┌─ Entries provided
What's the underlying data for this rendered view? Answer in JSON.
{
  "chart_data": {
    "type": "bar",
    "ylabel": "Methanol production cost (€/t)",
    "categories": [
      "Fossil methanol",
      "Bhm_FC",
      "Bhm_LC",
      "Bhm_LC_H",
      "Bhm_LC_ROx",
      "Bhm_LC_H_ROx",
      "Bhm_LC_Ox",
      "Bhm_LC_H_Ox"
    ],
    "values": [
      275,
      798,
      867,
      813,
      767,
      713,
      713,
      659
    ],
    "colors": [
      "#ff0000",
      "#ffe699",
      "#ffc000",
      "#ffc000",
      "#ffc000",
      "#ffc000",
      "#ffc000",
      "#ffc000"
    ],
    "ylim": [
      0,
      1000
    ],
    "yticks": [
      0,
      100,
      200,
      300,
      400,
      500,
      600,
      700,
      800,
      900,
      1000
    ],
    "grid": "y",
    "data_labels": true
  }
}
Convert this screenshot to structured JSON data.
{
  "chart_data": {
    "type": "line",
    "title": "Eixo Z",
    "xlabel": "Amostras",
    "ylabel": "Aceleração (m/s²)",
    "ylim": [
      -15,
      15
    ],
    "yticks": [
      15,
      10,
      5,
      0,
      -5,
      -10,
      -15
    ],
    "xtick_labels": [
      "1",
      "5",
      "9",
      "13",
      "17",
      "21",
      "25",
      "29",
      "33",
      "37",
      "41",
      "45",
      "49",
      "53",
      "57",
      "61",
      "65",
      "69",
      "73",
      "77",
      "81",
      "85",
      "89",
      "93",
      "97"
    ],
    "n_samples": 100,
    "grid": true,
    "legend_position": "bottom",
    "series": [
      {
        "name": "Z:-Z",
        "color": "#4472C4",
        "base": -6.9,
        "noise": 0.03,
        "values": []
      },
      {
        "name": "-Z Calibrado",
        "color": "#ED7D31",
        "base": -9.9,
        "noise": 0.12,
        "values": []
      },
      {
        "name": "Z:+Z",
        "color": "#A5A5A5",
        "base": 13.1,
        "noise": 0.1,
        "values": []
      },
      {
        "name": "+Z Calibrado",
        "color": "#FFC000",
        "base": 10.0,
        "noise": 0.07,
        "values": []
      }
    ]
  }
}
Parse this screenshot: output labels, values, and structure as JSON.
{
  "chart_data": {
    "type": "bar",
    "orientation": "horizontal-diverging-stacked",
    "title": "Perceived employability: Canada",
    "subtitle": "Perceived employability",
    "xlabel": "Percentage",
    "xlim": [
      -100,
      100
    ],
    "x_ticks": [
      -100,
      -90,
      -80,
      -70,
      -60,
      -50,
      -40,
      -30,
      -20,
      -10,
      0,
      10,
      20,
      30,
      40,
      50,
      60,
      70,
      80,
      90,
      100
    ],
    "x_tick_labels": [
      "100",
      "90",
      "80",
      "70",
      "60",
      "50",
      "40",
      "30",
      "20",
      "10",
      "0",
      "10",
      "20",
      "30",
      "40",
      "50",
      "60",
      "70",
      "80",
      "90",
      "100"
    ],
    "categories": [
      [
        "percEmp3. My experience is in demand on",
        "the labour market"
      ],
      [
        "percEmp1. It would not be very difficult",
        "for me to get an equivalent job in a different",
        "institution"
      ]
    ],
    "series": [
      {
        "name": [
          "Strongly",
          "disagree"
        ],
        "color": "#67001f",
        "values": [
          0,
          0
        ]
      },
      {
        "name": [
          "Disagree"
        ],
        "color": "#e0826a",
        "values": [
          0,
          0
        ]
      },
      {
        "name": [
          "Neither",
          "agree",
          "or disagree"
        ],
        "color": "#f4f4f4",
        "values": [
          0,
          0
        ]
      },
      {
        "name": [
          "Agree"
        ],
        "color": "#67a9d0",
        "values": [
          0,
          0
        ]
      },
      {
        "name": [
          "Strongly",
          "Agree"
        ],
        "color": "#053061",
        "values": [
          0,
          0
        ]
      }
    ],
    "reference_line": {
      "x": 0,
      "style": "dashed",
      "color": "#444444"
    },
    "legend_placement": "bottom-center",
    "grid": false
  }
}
└─
Task instructions:
Scan the material above. Copy each line that holds the word "screenshot".

Exercise response:
Convert this screenshot to structured JSON data.
Parse this screenshot: output labels, values, and structure as JSON.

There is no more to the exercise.